## Start EXERCISE INPUT

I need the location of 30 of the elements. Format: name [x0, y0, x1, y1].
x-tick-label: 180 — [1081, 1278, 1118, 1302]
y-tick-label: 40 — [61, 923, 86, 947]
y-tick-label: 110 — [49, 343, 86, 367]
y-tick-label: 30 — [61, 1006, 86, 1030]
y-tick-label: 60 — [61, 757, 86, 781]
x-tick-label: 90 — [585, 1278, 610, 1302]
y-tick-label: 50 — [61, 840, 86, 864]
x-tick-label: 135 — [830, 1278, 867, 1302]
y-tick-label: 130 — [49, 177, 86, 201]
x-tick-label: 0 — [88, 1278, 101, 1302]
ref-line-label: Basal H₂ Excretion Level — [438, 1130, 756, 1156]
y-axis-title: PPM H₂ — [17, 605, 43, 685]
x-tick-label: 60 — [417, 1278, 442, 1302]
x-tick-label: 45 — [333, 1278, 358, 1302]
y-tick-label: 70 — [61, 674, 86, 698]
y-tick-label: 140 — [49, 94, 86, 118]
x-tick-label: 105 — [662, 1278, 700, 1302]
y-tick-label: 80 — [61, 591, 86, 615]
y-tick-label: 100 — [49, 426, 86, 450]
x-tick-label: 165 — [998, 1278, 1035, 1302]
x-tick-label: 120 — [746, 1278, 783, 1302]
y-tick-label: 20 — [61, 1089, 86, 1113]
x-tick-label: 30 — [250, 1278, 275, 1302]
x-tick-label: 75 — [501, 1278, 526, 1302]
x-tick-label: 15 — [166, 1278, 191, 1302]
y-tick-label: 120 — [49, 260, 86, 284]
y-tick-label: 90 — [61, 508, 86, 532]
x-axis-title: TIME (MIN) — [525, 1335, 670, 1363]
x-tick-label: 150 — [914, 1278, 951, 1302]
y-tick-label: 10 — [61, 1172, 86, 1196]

## End EXERCISE INPUT

§ **THE TASK**: Write out the lines above as a numbered list, omitting any blank lines.

§ **FINISHED EXERCISE**:
1. I need the location of 30 of the elements. Format: name [x0, y0, x1, y1].
2. x-tick-label: 180 — [1081, 1278, 1118, 1302]
3. y-tick-label: 40 — [61, 923, 86, 947]
4. y-tick-label: 110 — [49, 343, 86, 367]
5. y-tick-label: 30 — [61, 1006, 86, 1030]
6. y-tick-label: 60 — [61, 757, 86, 781]
7. x-tick-label: 90 — [585, 1278, 610, 1302]
8. y-tick-label: 50 — [61, 840, 86, 864]
9. x-tick-label: 135 — [830, 1278, 867, 1302]
10. y-tick-label: 130 — [49, 177, 86, 201]
11. x-tick-label: 0 — [88, 1278, 101, 1302]
12. ref-line-label: Basal H₂ Excretion Level — [438, 1130, 756, 1156]
13. y-axis-title: PPM H₂ — [17, 605, 43, 685]
14. x-tick-label: 60 — [417, 1278, 442, 1302]
15. x-tick-label: 45 — [333, 1278, 358, 1302]
16. y-tick-label: 70 — [61, 674, 86, 698]
17. y-tick-label: 140 — [49, 94, 86, 118]
18. x-tick-label: 105 — [662, 1278, 700, 1302]
19. y-tick-label: 80 — [61, 591, 86, 615]
20. y-tick-label: 100 — [49, 426, 86, 450]
21. x-tick-label: 165 — [998, 1278, 1035, 1302]
22. x-tick-label: 120 — [746, 1278, 783, 1302]
23. y-tick-label: 20 — [61, 1089, 86, 1113]
24. x-tick-label: 30 — [250, 1278, 275, 1302]
25. x-tick-label: 75 — [501, 1278, 526, 1302]
26. x-tick-label: 15 — [166, 1278, 191, 1302]
27. y-tick-label: 120 — [49, 260, 86, 284]
28. y-tick-label: 90 — [61, 508, 86, 532]
29. x-axis-title: TIME (MIN) — [525, 1335, 670, 1363]
30. x-tick-label: 150 — [914, 1278, 951, 1302]
31. y-tick-label: 10 — [61, 1172, 86, 1196]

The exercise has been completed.